**WHAT YOU ARE ASKED TO DO**
All lines holding the word "back" should be located in the records and copied.

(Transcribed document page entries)
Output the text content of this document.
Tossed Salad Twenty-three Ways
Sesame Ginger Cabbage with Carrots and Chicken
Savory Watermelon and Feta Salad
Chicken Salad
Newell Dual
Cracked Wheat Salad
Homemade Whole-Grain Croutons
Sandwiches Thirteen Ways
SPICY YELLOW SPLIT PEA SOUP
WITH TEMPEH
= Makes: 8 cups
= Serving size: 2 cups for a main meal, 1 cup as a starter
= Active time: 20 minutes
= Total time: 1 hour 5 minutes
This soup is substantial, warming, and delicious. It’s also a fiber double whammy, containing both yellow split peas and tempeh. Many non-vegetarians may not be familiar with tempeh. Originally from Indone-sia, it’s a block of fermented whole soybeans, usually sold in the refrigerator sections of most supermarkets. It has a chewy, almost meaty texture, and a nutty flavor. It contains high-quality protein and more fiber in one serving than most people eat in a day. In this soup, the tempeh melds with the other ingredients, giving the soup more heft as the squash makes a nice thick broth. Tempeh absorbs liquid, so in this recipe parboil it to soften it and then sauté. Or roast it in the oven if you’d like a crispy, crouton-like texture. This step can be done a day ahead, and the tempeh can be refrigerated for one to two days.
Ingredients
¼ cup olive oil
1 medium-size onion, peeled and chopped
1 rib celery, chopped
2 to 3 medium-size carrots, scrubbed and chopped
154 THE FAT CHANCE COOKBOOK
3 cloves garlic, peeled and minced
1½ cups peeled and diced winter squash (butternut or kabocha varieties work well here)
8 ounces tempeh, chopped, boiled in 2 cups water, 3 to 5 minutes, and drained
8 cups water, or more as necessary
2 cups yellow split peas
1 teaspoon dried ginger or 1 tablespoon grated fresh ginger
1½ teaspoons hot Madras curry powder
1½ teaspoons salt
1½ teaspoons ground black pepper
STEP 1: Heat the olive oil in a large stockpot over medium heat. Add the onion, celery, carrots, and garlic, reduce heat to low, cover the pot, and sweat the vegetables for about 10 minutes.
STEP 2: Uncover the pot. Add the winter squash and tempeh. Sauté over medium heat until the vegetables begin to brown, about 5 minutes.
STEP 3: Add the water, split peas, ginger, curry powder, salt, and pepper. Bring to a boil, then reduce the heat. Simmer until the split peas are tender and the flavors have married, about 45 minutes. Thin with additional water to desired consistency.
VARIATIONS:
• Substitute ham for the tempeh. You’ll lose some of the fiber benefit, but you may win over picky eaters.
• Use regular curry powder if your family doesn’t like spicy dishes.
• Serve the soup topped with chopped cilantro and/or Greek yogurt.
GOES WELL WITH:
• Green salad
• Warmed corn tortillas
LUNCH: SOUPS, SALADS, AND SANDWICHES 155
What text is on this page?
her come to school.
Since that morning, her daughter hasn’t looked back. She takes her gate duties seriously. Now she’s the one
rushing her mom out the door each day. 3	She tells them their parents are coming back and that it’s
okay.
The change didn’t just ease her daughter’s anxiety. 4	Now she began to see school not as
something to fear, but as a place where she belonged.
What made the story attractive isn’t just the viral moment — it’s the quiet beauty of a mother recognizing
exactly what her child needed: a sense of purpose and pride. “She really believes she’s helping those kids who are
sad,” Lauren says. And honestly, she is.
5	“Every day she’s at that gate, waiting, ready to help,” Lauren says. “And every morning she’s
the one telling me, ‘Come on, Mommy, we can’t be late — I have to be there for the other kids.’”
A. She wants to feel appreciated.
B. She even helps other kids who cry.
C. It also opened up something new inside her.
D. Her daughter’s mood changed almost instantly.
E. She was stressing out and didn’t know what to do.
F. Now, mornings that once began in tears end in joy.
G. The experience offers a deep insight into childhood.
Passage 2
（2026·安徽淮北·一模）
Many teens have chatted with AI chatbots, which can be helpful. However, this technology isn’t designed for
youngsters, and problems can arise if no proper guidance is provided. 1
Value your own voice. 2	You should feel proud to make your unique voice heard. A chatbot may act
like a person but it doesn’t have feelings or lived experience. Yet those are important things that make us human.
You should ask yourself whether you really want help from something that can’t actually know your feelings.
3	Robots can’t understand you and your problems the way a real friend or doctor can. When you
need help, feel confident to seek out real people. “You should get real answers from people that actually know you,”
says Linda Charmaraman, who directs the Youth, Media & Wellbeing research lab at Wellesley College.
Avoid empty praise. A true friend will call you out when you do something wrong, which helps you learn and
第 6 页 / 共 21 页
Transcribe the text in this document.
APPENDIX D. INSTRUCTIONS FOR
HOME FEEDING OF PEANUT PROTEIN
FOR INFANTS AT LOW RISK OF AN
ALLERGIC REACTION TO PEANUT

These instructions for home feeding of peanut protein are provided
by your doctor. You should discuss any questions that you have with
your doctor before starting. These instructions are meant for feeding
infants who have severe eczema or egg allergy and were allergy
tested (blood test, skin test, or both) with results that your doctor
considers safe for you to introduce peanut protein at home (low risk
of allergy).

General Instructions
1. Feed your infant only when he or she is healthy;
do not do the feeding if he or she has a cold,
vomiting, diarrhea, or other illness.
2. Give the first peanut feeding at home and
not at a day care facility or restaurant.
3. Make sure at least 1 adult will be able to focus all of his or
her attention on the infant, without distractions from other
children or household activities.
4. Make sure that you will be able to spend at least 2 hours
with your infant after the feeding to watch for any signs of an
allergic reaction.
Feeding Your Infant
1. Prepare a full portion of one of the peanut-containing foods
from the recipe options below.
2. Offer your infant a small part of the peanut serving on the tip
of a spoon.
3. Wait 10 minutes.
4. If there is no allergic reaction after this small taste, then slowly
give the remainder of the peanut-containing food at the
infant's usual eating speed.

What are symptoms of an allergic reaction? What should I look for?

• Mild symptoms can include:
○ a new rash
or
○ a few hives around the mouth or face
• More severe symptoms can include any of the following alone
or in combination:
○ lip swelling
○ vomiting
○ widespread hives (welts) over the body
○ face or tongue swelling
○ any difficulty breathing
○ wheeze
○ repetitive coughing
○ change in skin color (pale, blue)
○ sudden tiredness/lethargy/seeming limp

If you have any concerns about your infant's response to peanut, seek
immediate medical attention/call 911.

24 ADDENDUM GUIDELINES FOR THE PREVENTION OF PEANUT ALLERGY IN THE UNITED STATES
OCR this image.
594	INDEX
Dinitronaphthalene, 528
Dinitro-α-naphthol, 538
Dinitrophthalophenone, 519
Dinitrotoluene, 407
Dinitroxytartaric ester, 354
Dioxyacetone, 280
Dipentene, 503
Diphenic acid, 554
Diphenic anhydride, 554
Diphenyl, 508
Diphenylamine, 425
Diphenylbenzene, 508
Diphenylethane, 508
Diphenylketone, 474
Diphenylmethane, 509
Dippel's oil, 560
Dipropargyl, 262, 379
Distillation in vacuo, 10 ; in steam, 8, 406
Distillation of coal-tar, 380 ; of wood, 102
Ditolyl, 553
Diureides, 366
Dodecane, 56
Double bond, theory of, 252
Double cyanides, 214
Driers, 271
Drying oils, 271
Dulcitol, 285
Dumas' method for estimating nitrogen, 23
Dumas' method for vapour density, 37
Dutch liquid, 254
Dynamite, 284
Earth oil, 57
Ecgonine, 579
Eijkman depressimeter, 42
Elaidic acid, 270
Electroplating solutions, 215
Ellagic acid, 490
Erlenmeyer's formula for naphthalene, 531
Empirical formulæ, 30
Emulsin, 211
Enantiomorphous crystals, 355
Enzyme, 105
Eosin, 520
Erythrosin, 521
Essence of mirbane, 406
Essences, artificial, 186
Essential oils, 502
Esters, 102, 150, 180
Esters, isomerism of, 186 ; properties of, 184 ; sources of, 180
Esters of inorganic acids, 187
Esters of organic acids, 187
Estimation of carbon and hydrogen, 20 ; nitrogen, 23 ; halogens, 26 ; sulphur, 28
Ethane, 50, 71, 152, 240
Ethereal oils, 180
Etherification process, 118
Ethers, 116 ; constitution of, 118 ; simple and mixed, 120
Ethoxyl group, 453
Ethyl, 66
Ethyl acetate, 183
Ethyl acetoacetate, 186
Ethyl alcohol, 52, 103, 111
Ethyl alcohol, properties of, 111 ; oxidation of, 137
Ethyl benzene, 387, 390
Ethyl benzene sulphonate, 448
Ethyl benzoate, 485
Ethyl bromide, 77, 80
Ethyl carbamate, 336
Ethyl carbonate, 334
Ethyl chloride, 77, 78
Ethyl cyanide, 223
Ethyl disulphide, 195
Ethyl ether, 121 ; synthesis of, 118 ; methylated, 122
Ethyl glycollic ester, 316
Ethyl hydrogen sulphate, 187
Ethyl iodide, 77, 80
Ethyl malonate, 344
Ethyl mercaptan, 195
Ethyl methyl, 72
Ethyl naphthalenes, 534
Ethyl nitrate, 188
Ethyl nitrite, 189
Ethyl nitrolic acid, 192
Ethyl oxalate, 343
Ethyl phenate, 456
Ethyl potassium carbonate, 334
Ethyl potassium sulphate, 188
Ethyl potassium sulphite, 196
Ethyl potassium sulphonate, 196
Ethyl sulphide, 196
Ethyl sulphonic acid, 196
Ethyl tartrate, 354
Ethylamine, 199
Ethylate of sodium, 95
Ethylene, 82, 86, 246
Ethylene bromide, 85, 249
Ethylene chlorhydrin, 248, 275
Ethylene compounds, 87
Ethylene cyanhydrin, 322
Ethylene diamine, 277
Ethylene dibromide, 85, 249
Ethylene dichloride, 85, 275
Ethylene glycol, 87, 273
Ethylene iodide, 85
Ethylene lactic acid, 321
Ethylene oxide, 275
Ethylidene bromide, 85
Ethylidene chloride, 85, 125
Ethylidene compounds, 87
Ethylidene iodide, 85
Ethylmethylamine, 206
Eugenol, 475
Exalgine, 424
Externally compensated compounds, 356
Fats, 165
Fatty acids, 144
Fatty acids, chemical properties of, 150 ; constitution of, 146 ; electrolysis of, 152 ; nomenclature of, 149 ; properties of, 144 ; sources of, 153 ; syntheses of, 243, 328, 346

**ANSWER SPACE**
Since that morning, her daughter hasn’t looked back. She takes her gate duties seriously. Now she’s the one
rushing her mom out the door each day. 3	She tells them their parents are coming back and that it’s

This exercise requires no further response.